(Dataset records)
=======

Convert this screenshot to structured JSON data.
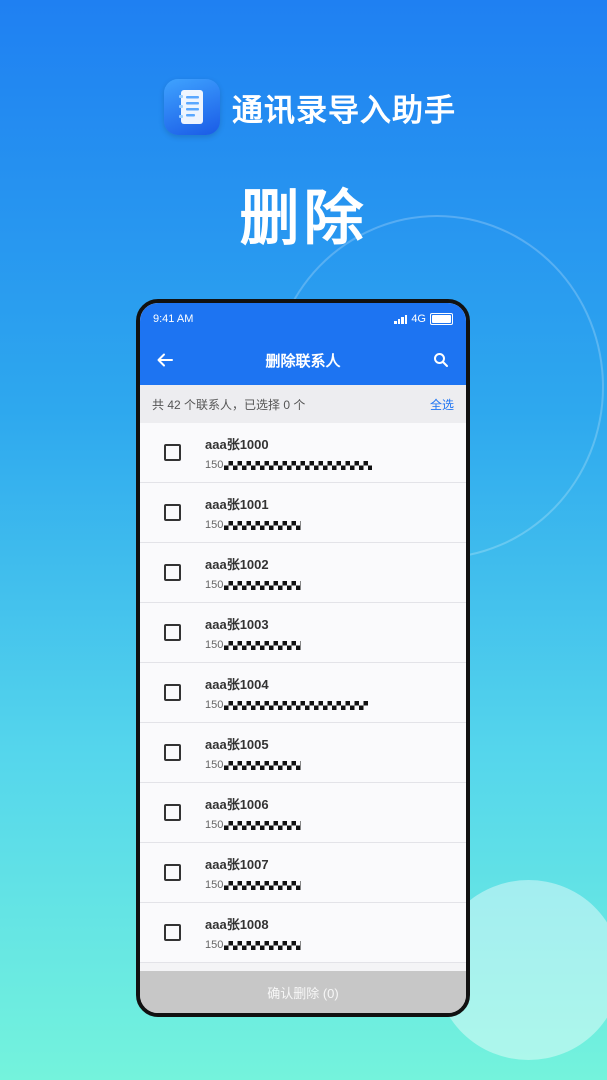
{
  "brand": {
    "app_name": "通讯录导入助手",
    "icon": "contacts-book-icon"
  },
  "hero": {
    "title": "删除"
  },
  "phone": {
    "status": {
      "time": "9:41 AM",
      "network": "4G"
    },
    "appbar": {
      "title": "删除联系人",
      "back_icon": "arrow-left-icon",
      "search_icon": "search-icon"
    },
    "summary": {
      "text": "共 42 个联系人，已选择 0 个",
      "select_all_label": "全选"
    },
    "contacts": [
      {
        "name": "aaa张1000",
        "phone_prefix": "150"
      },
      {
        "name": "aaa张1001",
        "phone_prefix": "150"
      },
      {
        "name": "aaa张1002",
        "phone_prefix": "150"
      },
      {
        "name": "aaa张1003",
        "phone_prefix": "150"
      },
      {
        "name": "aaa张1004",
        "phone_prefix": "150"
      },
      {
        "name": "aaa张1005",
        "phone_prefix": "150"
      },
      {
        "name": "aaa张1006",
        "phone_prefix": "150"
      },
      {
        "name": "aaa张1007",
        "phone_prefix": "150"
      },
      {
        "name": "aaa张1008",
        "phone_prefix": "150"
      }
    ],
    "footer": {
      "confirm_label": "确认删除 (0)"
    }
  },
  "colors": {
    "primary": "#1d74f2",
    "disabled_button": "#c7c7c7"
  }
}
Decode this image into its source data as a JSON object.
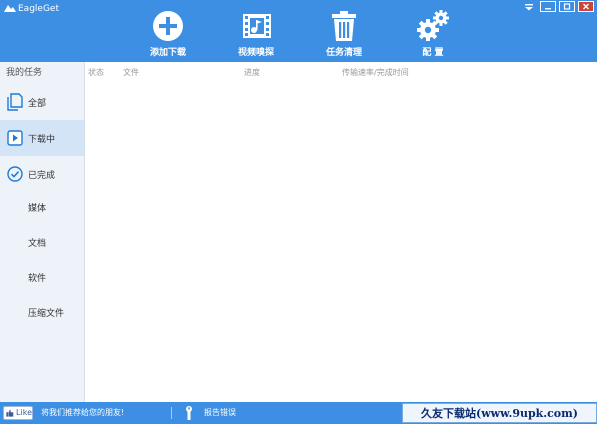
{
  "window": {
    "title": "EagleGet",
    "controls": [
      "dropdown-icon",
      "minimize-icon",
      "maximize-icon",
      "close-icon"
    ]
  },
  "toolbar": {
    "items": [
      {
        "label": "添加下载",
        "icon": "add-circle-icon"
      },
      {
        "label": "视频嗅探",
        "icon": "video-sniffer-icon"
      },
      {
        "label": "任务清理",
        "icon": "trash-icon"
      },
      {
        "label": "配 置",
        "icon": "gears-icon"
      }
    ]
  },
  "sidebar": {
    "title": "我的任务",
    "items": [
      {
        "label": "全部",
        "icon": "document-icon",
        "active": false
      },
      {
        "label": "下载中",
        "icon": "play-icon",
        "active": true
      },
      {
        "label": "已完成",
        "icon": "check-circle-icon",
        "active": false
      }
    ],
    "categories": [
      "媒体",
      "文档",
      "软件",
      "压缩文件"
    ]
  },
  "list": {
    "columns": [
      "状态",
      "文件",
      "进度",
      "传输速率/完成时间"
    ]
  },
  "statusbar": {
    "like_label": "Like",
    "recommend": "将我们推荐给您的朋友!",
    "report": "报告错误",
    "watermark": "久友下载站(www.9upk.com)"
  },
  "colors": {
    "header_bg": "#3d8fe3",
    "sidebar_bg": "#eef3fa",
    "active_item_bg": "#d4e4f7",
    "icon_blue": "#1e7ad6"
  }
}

=======

Given instruction: Leave out the pictures, and give all the records again exactly.

Exercise result:
Convert this screenshot to structured JSON data.
{
  "brand": {
    "app_name": "通讯录导入助手",
    "icon": "contacts-book-icon"
  },
  "hero": {
    "title": "删除"
  },
  "phone": {
    "status": {
      "time": "9:41 AM",
      "network": "4G"
    },
    "appbar": {
      "title": "删除联系人",
      "back_icon": "arrow-left-icon",
      "search_icon": "search-icon"
    },
    "summary": {
      "text": "共 42 个联系人，已选择 0 个",
      "select_all_label": "全选"
    },
    "contacts": [
      {
        "name": "aaa张1000",
        "phone_prefix": "150"
      },
      {
        "name": "aaa张1001",
        "phone_prefix": "150"
      },
      {
        "name": "aaa张1002",
        "phone_prefix": "150"
      },
      {
        "name": "aaa张1003",
        "phone_prefix": "150"
      },
      {
        "name": "aaa张1004",
        "phone_prefix": "150"
      },
      {
        "name": "aaa张1005",
        "phone_prefix": "150"
      },
      {
        "name": "aaa张1006",
        "phone_prefix": "150"
      },
      {
        "name": "aaa张1007",
        "phone_prefix": "150"
      },
      {
        "name": "aaa张1008",
        "phone_prefix": "150"
      }
    ],
    "footer": {
      "confirm_label": "确认删除 (0)"
    }
  },
  "colors": {
    "primary": "#1d74f2",
    "disabled_button": "#c7c7c7"
  }
}
Decode this image into its source data as a JSON object.
{
  "window": {
    "title": "EagleGet",
    "controls": [
      "dropdown-icon",
      "minimize-icon",
      "maximize-icon",
      "close-icon"
    ]
  },
  "toolbar": {
    "items": [
      {
        "label": "添加下载",
        "icon": "add-circle-icon"
      },
      {
        "label": "视频嗅探",
        "icon": "video-sniffer-icon"
      },
      {
        "label": "任务清理",
        "icon": "trash-icon"
      },
      {
        "label": "配 置",
        "icon": "gears-icon"
      }
    ]
  },
  "sidebar": {
    "title": "我的任务",
    "items": [
      {
        "label": "全部",
        "icon": "document-icon",
        "active": false
      },
      {
        "label": "下载中",
        "icon": "play-icon",
        "active": true
      },
      {
        "label": "已完成",
        "icon": "check-circle-icon",
        "active": false
      }
    ],
    "categories": [
      "媒体",
      "文档",
      "软件",
      "压缩文件"
    ]
  },
  "list": {
    "columns": [
      "状态",
      "文件",
      "进度",
      "传输速率/完成时间"
    ]
  },
  "statusbar": {
    "like_label": "Like",
    "recommend": "将我们推荐给您的朋友!",
    "report": "报告错误",
    "watermark": "久友下载站(www.9upk.com)"
  },
  "colors": {
    "header_bg": "#3d8fe3",
    "sidebar_bg": "#eef3fa",
    "active_item_bg": "#d4e4f7",
    "icon_blue": "#1e7ad6"
  }
}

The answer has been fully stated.